GOAL: Leaving out the pictures, please retype each record exactly.

━━━━━ DATASET CONTENT

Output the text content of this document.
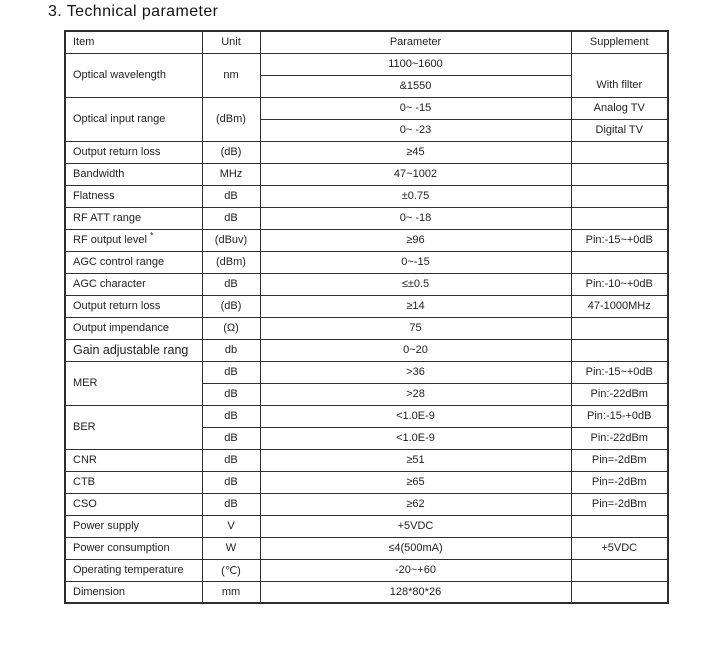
3. Technical parameter
Item	Unit	Parameter	Supplement
Optical wavelength	nm	1100~1600	With filter
		&1550	
Optical input range	(dBm)	0~ -15	Analog TV
		0~ -23	Digital TV
Output return loss	(dB)	≥45	
Bandwidth	MHz	47~1002	
Flatness	dB	±0.75	
RF ATT range	dB	0~ -18	
RF output level *	(dBuv)	≥96	Pin:-15~+0dB
AGC control range	(dBm)	0~-15	
AGC character	dB	≤±0.5	Pin:-10~+0dB
Output return loss	(dB)	≥14	47-1000MHz
Output impendance	(Ω)	75	
Gain adjustable rang	db	0~20	
MER	dB	>36	Pin:-15~+0dB
	dB	>28	Pin:-22dBm
BER	dB	<1.0E-9	Pin:-15-+0dB
	dB	<1.0E-9	Pin:-22dBm
CNR	dB	≥51	Pin=-2dBm
CTB	dB	≥65	Pin=-2dBm
CSO	dB	≥62	Pin=-2dBm
Power supply	V	+5VDC	
Power consumption	W	≤4(500mA)	+5VDC
Operating temperature	(℃)	-20~+60	
Dimension	mm	128*80*26	
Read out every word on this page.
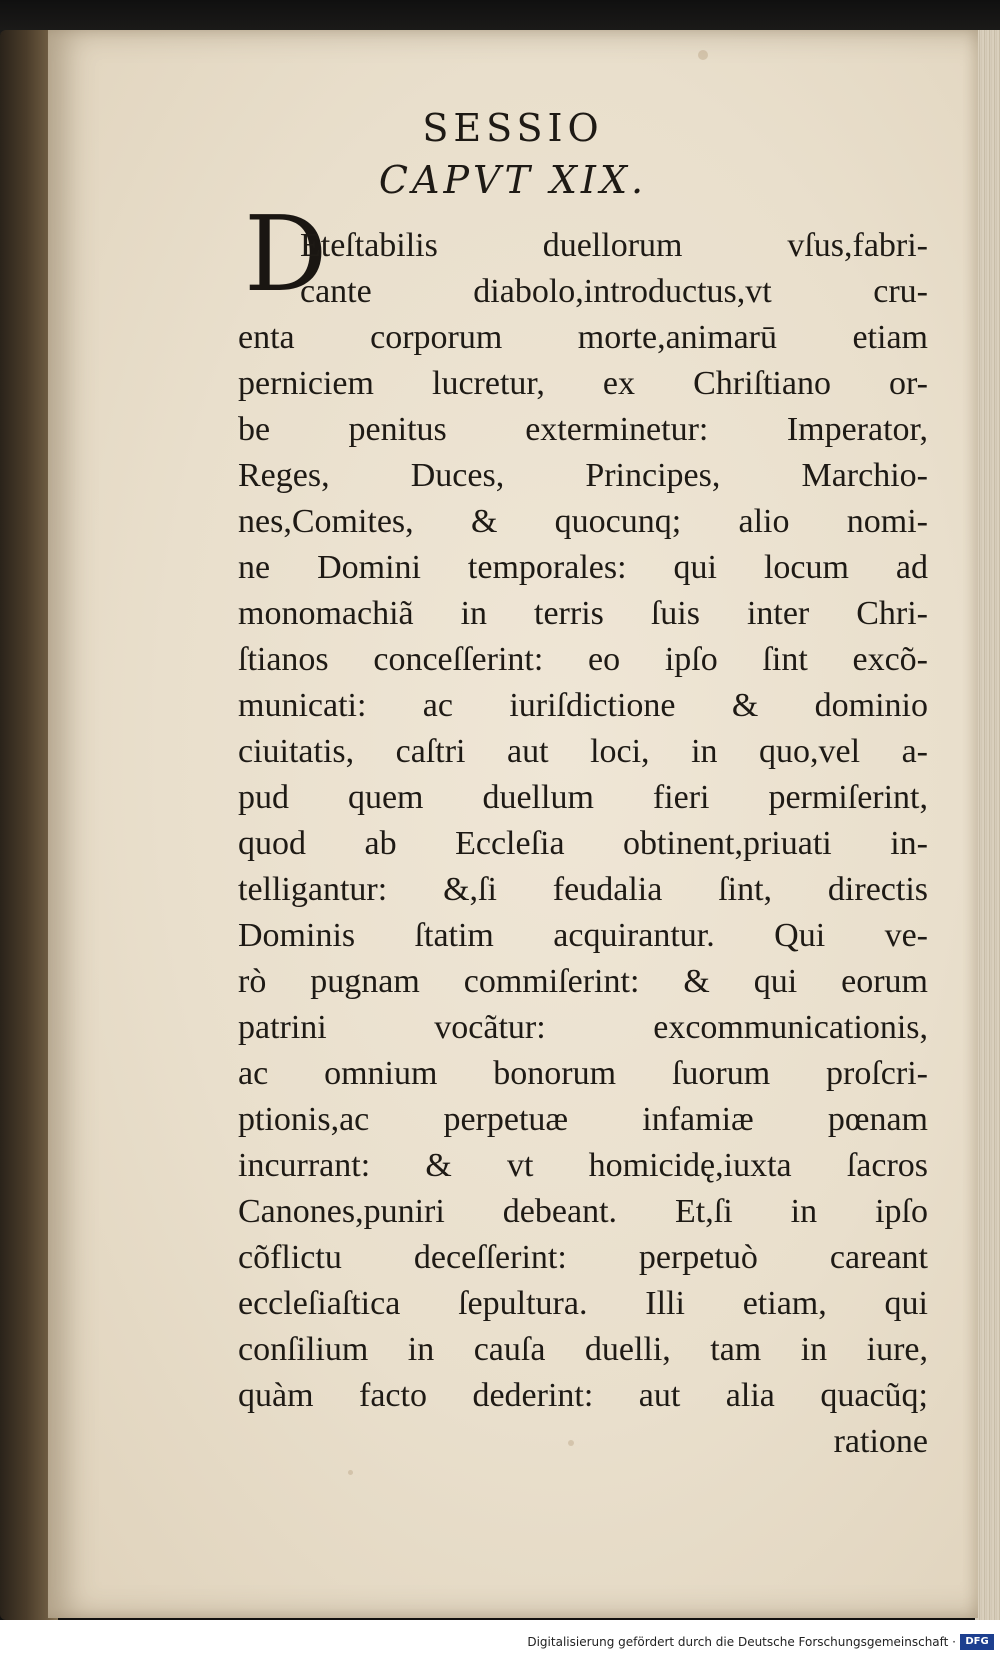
SESSIO
CAPVT XIX.
D
Eteſtabilis duellorum vſus,fabri-
cante diabolo,introductus,vt cru-
enta corporum morte,animarū etiam
perniciem lucretur, ex Chriſtiano or-
be penitus exterminetur: Imperator,
Reges, Duces, Principes, Marchio-
nes,Comites, & quocunq; alio nomi-
ne Domini temporales: qui locum ad
monomachiã in terris ſuis inter Chri-
ſtianos conceſſerint: eo ipſo ſint excõ-
municati: ac iuriſdictione & dominio
ciuitatis, caſtri aut loci, in quo,vel a-
pud quem duellum fieri permiſerint,
quod ab Eccleſia obtinent,priuati in-
telligantur: &,ſi feudalia ſint, directis
Dominis ſtatim acquirantur. Qui ve-
rò pugnam commiſerint: & qui eorum
patrini vocãtur: excommunicationis,
ac omnium bonorum ſuorum proſcri-
ptionis,ac perpetuæ infamiæ pœnam
incurrant: & vt homicidę,iuxta ſacros
Canones,puniri debeant. Et,ſi in ipſo
cõflictu deceſſerint: perpetuò careant
eccleſiaſtica ſepultura. Illi etiam, qui
conſilium in cauſa duelli, tam in iure,
quàm facto dederint: aut alia quacũq;
ratione
Digitalisierung gefördert durch die Deutsche Forschungsgemeinschaft · DFG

━━━━━━━━━━

EXERCISE ANSWER:
Output the text content of this document.
3. Technical parameter
Item	Unit	Parameter	Supplement
Optical wavelength	nm	1100~1600	With filter
		&1550	
Optical input range	(dBm)	0~ -15	Analog TV
		0~ -23	Digital TV
Output return loss	(dB)	≥45	
Bandwidth	MHz	47~1002	
Flatness	dB	±0.75	
RF ATT range	dB	0~ -18	
RF output level *	(dBuv)	≥96	Pin:-15~+0dB
AGC control range	(dBm)	0~-15	
AGC character	dB	≤±0.5	Pin:-10~+0dB
Output return loss	(dB)	≥14	47-1000MHz
Output impendance	(Ω)	75	
Gain adjustable rang	db	0~20	
MER	dB	>36	Pin:-15~+0dB
	dB	>28	Pin:-22dBm
BER	dB	<1.0E-9	Pin:-15-+0dB
	dB	<1.0E-9	Pin:-22dBm
CNR	dB	≥51	Pin=-2dBm
CTB	dB	≥65	Pin=-2dBm
CSO	dB	≥62	Pin=-2dBm
Power supply	V	+5VDC	
Power consumption	W	≤4(500mA)	+5VDC
Operating temperature	(℃)	-20~+60	
Dimension	mm	128*80*26	
Read out every word on this page.
SESSIO
CAPVT XIX.
D
Eteſtabilis duellorum vſus,fabri-
cante diabolo,introductus,vt cru-
enta corporum morte,animarū etiam
perniciem lucretur, ex Chriſtiano or-
be penitus exterminetur: Imperator,
Reges, Duces, Principes, Marchio-
nes,Comites, & quocunq; alio nomi-
ne Domini temporales: qui locum ad
monomachiã in terris ſuis inter Chri-
ſtianos conceſſerint: eo ipſo ſint excõ-
municati: ac iuriſdictione & dominio
ciuitatis, caſtri aut loci, in quo,vel a-
pud quem duellum fieri permiſerint,
quod ab Eccleſia obtinent,priuati in-
telligantur: &,ſi feudalia ſint, directis
Dominis ſtatim acquirantur. Qui ve-
rò pugnam commiſerint: & qui eorum
patrini vocãtur: excommunicationis,
ac omnium bonorum ſuorum proſcri-
ptionis,ac perpetuæ infamiæ pœnam
incurrant: & vt homicidę,iuxta ſacros
Canones,puniri debeant. Et,ſi in ipſo
cõflictu deceſſerint: perpetuò careant
eccleſiaſtica ſepultura. Illi etiam, qui
conſilium in cauſa duelli, tam in iure,
quàm facto dederint: aut alia quacũq;
ratione
Digitalisierung gefördert durch die Deutsche Forschungsgemeinschaft · DFG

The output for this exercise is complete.